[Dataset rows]
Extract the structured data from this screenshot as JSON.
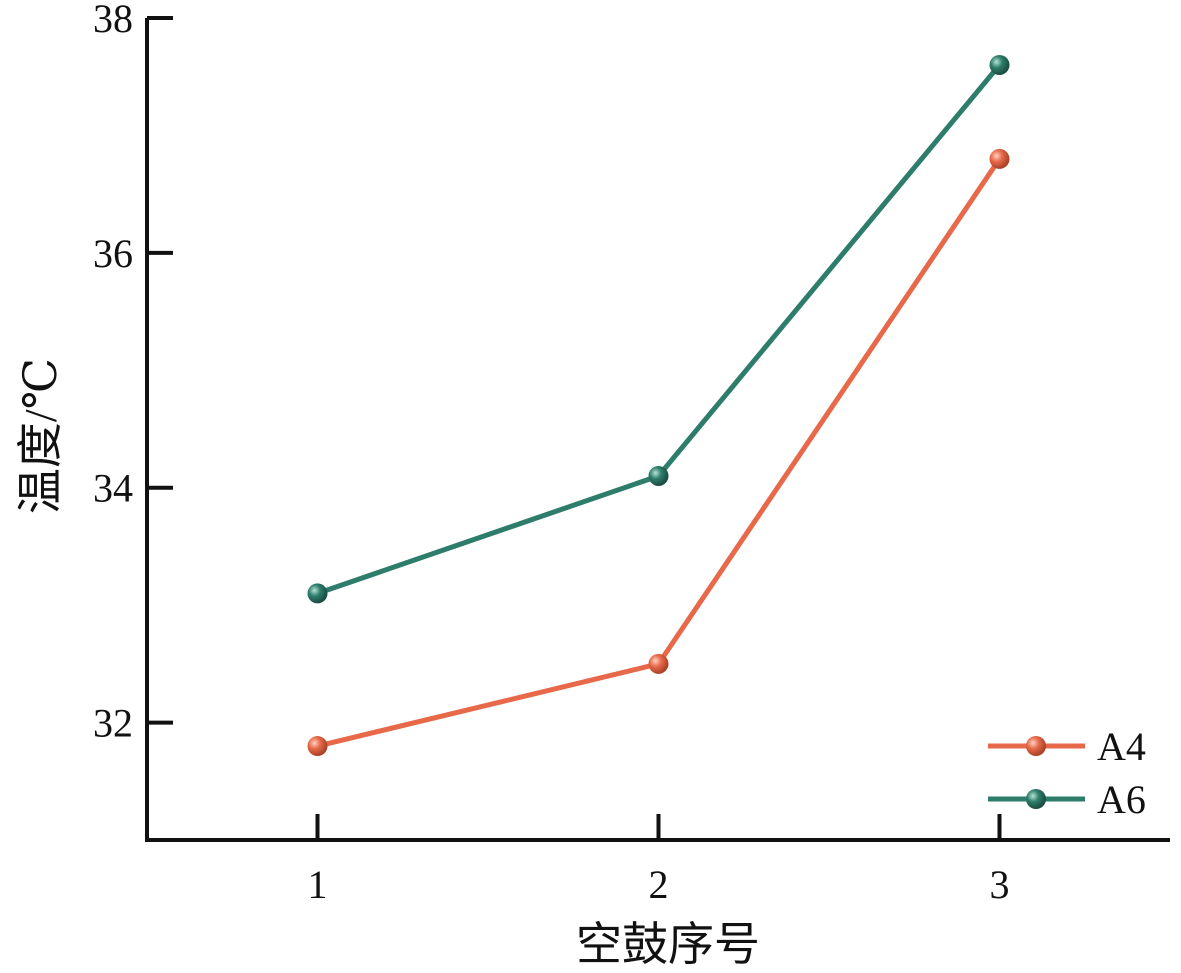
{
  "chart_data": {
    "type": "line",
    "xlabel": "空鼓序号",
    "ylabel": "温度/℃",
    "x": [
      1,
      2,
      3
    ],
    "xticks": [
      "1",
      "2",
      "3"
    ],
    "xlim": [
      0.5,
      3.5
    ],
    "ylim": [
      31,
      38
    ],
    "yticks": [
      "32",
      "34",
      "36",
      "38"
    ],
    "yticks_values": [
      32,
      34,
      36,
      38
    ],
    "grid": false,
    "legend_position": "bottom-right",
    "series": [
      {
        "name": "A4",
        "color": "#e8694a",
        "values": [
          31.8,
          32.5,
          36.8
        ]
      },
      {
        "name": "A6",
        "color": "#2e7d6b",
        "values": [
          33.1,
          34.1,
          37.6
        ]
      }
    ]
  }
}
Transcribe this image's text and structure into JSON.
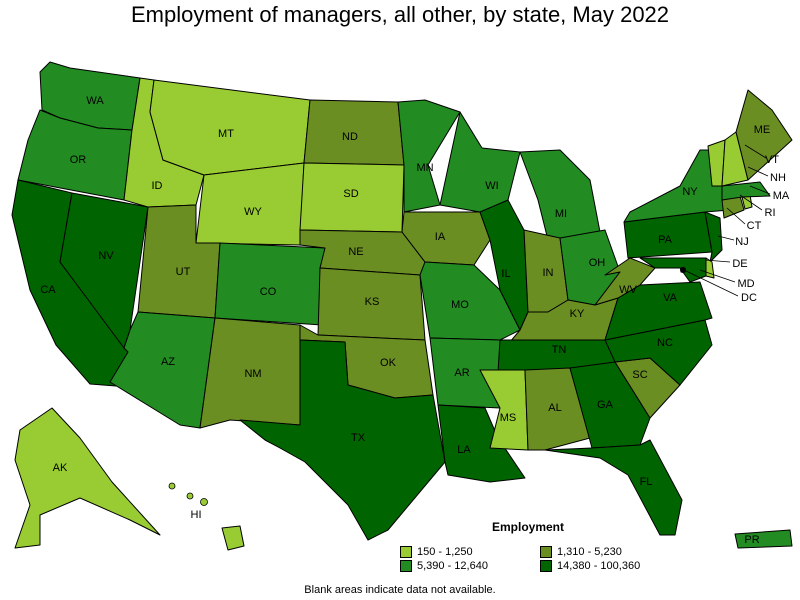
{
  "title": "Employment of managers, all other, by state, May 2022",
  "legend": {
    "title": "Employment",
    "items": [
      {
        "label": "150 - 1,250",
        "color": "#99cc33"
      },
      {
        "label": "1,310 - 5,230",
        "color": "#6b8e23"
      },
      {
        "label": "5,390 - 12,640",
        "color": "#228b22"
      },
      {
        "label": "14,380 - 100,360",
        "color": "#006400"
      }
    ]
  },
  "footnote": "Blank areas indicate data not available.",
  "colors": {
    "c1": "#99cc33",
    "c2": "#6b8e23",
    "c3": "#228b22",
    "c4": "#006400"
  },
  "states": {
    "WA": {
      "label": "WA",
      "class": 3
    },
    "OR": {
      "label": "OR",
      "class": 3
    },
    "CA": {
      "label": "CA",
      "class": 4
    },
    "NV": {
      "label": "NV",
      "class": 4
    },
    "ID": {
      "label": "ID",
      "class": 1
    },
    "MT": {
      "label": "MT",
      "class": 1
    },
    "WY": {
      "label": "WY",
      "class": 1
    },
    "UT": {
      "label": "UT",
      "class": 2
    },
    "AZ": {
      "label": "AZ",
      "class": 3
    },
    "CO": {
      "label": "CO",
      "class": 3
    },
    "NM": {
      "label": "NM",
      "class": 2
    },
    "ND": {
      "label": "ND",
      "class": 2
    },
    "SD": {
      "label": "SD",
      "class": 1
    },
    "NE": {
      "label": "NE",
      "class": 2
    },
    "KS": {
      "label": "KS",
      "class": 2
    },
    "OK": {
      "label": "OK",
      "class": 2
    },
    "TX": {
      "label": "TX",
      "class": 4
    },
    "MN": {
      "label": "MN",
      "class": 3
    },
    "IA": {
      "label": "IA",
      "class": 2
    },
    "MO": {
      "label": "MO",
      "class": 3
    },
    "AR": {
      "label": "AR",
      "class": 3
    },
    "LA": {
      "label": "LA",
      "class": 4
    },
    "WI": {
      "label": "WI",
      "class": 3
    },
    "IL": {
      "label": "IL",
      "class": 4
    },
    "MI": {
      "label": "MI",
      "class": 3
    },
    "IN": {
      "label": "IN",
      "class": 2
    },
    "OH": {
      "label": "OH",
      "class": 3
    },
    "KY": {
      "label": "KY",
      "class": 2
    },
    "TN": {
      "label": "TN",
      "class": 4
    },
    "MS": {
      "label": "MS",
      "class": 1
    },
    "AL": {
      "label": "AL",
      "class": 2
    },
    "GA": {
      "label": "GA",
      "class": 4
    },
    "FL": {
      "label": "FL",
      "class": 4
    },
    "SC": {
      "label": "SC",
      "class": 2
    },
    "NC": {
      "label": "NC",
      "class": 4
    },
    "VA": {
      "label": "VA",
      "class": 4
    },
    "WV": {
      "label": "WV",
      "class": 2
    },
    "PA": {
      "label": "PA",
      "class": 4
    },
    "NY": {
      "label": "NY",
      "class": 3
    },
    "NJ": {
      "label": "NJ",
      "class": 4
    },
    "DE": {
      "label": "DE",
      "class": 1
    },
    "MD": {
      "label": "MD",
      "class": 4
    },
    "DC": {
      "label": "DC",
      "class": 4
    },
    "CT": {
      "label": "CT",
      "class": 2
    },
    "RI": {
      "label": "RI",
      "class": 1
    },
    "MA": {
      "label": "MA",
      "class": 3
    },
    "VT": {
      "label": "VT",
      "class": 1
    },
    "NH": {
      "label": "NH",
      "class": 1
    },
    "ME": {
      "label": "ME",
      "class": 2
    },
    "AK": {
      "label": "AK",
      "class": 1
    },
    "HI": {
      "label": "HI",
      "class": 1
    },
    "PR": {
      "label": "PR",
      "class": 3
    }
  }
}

---

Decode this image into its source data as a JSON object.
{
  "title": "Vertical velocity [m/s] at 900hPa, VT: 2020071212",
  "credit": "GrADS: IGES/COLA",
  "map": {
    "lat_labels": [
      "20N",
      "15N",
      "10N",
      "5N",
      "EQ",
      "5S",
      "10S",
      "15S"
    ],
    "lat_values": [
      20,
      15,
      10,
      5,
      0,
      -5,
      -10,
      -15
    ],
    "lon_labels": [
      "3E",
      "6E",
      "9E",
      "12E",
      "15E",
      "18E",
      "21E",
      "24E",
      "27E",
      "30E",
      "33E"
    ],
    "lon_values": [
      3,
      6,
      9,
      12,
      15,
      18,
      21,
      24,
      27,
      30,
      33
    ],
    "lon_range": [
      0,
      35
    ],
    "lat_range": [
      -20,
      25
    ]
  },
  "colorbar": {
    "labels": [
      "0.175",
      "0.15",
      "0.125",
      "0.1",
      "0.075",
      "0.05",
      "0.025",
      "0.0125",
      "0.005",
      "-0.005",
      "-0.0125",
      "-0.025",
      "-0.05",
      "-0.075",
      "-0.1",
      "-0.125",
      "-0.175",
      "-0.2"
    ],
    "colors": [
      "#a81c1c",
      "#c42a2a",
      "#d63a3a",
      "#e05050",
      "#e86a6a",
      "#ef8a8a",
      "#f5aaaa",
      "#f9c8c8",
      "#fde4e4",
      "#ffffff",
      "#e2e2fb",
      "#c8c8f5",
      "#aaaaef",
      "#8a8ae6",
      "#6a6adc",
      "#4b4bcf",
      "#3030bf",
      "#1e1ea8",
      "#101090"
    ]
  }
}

• **WHAT YOU ARE ASKED TO DO**
Pull out each line of the records holding the string "title".

• **SOLUTION TO THIS EXERCISE**
  "title": "Employment of managers, all other, by state, May 2022",
    "title": "Employment",
  "title": "Vertical velocity [m/s] at 900hPa, VT: 2020071212",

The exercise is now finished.